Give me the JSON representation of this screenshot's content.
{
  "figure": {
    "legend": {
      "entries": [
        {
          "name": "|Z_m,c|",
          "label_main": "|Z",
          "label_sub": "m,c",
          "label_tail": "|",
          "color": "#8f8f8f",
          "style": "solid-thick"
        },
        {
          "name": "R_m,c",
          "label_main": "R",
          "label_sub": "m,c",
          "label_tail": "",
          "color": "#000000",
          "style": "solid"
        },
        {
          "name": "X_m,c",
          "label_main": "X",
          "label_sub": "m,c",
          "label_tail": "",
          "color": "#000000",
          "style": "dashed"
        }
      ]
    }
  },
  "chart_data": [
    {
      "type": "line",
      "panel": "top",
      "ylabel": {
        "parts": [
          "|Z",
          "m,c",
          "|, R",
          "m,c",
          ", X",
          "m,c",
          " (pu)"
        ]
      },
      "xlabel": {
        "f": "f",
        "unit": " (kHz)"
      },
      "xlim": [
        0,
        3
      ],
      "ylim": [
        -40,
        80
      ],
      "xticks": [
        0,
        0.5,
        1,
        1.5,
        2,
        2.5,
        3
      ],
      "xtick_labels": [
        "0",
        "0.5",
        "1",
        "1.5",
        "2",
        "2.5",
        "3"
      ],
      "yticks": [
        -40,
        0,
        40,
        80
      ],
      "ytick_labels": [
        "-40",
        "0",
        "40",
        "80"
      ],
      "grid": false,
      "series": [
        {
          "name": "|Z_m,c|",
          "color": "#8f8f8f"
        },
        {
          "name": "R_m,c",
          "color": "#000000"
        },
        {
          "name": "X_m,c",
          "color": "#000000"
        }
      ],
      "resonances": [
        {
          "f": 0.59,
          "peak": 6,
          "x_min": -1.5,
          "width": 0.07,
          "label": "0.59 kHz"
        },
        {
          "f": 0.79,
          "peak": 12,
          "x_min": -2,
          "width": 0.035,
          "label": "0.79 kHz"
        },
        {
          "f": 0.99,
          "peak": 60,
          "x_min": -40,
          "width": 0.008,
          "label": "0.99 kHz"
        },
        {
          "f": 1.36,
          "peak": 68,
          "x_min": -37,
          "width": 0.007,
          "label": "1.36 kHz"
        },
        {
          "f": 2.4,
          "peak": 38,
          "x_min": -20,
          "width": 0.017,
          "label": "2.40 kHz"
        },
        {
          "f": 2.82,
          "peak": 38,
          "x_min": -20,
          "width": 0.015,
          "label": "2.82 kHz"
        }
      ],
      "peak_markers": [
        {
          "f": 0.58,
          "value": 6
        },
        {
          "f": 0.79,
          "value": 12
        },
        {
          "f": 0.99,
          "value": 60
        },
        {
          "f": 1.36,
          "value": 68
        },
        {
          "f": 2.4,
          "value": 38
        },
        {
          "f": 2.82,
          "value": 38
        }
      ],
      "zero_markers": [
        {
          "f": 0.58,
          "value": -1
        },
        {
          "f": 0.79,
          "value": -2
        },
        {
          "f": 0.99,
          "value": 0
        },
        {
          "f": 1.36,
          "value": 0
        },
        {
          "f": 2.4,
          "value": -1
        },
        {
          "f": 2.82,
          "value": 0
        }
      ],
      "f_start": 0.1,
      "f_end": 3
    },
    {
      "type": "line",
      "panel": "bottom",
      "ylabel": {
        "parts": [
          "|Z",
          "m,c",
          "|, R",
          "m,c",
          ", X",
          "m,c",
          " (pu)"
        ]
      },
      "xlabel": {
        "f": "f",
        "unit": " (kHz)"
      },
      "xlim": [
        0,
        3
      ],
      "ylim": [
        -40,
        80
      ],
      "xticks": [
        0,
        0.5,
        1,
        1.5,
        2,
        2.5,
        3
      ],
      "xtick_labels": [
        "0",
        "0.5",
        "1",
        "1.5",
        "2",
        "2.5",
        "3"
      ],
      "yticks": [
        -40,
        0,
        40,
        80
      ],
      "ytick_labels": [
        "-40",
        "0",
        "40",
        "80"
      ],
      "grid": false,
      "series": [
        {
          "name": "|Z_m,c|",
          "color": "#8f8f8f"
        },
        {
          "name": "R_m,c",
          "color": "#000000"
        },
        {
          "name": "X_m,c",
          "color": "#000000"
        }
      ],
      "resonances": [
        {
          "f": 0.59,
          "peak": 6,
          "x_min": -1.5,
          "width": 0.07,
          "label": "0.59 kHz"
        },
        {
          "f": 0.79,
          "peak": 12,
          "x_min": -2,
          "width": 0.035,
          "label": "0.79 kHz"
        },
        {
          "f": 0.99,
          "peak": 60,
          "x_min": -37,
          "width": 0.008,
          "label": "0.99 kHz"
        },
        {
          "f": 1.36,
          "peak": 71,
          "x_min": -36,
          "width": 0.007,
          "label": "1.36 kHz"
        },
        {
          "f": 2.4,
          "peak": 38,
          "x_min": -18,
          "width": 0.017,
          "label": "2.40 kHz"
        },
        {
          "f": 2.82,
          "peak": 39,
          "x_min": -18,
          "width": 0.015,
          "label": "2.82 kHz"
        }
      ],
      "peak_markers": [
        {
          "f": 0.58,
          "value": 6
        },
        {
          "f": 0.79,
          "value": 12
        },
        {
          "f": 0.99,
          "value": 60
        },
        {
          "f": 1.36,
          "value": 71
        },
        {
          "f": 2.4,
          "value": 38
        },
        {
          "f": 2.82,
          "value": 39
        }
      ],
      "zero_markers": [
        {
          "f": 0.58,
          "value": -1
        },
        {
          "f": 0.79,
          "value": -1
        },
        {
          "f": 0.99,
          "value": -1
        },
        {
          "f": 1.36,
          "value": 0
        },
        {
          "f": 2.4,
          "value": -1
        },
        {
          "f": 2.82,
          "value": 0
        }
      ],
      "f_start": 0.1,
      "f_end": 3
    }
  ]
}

··········

Your task is to quote all of the data word for word.

• _WRITTEN REPLY_:
Give me the JSON representation of this screenshot's content.
{
  "figure": {
    "legend": {
      "entries": [
        {
          "name": "|Z_m,c|",
          "label_main": "|Z",
          "label_sub": "m,c",
          "label_tail": "|",
          "color": "#8f8f8f",
          "style": "solid-thick"
        },
        {
          "name": "R_m,c",
          "label_main": "R",
          "label_sub": "m,c",
          "label_tail": "",
          "color": "#000000",
          "style": "solid"
        },
        {
          "name": "X_m,c",
          "label_main": "X",
          "label_sub": "m,c",
          "label_tail": "",
          "color": "#000000",
          "style": "dashed"
        }
      ]
    }
  },
  "chart_data": [
    {
      "type": "line",
      "panel": "top",
      "ylabel": {
        "parts": [
          "|Z",
          "m,c",
          "|, R",
          "m,c",
          ", X",
          "m,c",
          " (pu)"
        ]
      },
      "xlabel": {
        "f": "f",
        "unit": " (kHz)"
      },
      "xlim": [
        0,
        3
      ],
      "ylim": [
        -40,
        80
      ],
      "xticks": [
        0,
        0.5,
        1,
        1.5,
        2,
        2.5,
        3
      ],
      "xtick_labels": [
        "0",
        "0.5",
        "1",
        "1.5",
        "2",
        "2.5",
        "3"
      ],
      "yticks": [
        -40,
        0,
        40,
        80
      ],
      "ytick_labels": [
        "-40",
        "0",
        "40",
        "80"
      ],
      "grid": false,
      "series": [
        {
          "name": "|Z_m,c|",
          "color": "#8f8f8f"
        },
        {
          "name": "R_m,c",
          "color": "#000000"
        },
        {
          "name": "X_m,c",
          "color": "#000000"
        }
      ],
      "resonances": [
        {
          "f": 0.59,
          "peak": 6,
          "x_min": -1.5,
          "width": 0.07,
          "label": "0.59 kHz"
        },
        {
          "f": 0.79,
          "peak": 12,
          "x_min": -2,
          "width": 0.035,
          "label": "0.79 kHz"
        },
        {
          "f": 0.99,
          "peak": 60,
          "x_min": -40,
          "width": 0.008,
          "label": "0.99 kHz"
        },
        {
          "f": 1.36,
          "peak": 68,
          "x_min": -37,
          "width": 0.007,
          "label": "1.36 kHz"
        },
        {
          "f": 2.4,
          "peak": 38,
          "x_min": -20,
          "width": 0.017,
          "label": "2.40 kHz"
        },
        {
          "f": 2.82,
          "peak": 38,
          "x_min": -20,
          "width": 0.015,
          "label": "2.82 kHz"
        }
      ],
      "peak_markers": [
        {
          "f": 0.58,
          "value": 6
        },
        {
          "f": 0.79,
          "value": 12
        },
        {
          "f": 0.99,
          "value": 60
        },
        {
          "f": 1.36,
          "value": 68
        },
        {
          "f": 2.4,
          "value": 38
        },
        {
          "f": 2.82,
          "value": 38
        }
      ],
      "zero_markers": [
        {
          "f": 0.58,
          "value": -1
        },
        {
          "f": 0.79,
          "value": -2
        },
        {
          "f": 0.99,
          "value": 0
        },
        {
          "f": 1.36,
          "value": 0
        },
        {
          "f": 2.4,
          "value": -1
        },
        {
          "f": 2.82,
          "value": 0
        }
      ],
      "f_start": 0.1,
      "f_end": 3
    },
    {
      "type": "line",
      "panel": "bottom",
      "ylabel": {
        "parts": [
          "|Z",
          "m,c",
          "|, R",
          "m,c",
          ", X",
          "m,c",
          " (pu)"
        ]
      },
      "xlabel": {
        "f": "f",
        "unit": " (kHz)"
      },
      "xlim": [
        0,
        3
      ],
      "ylim": [
        -40,
        80
      ],
      "xticks": [
        0,
        0.5,
        1,
        1.5,
        2,
        2.5,
        3
      ],
      "xtick_labels": [
        "0",
        "0.5",
        "1",
        "1.5",
        "2",
        "2.5",
        "3"
      ],
      "yticks": [
        -40,
        0,
        40,
        80
      ],
      "ytick_labels": [
        "-40",
        "0",
        "40",
        "80"
      ],
      "grid": false,
      "series": [
        {
          "name": "|Z_m,c|",
          "color": "#8f8f8f"
        },
        {
          "name": "R_m,c",
          "color": "#000000"
        },
        {
          "name": "X_m,c",
          "color": "#000000"
        }
      ],
      "resonances": [
        {
          "f": 0.59,
          "peak": 6,
          "x_min": -1.5,
          "width": 0.07,
          "label": "0.59 kHz"
        },
        {
          "f": 0.79,
          "peak": 12,
          "x_min": -2,
          "width": 0.035,
          "label": "0.79 kHz"
        },
        {
          "f": 0.99,
          "peak": 60,
          "x_min": -37,
          "width": 0.008,
          "label": "0.99 kHz"
        },
        {
          "f": 1.36,
          "peak": 71,
          "x_min": -36,
          "width": 0.007,
          "label": "1.36 kHz"
        },
        {
          "f": 2.4,
          "peak": 38,
          "x_min": -18,
          "width": 0.017,
          "label": "2.40 kHz"
        },
        {
          "f": 2.82,
          "peak": 39,
          "x_min": -18,
          "width": 0.015,
          "label": "2.82 kHz"
        }
      ],
      "peak_markers": [
        {
          "f": 0.58,
          "value": 6
        },
        {
          "f": 0.79,
          "value": 12
        },
        {
          "f": 0.99,
          "value": 60
        },
        {
          "f": 1.36,
          "value": 71
        },
        {
          "f": 2.4,
          "value": 38
        },
        {
          "f": 2.82,
          "value": 39
        }
      ],
      "zero_markers": [
        {
          "f": 0.58,
          "value": -1
        },
        {
          "f": 0.79,
          "value": -1
        },
        {
          "f": 0.99,
          "value": -1
        },
        {
          "f": 1.36,
          "value": 0
        },
        {
          "f": 2.4,
          "value": -1
        },
        {
          "f": 2.82,
          "value": 0
        }
      ],
      "f_start": 0.1,
      "f_end": 3
    }
  ]
}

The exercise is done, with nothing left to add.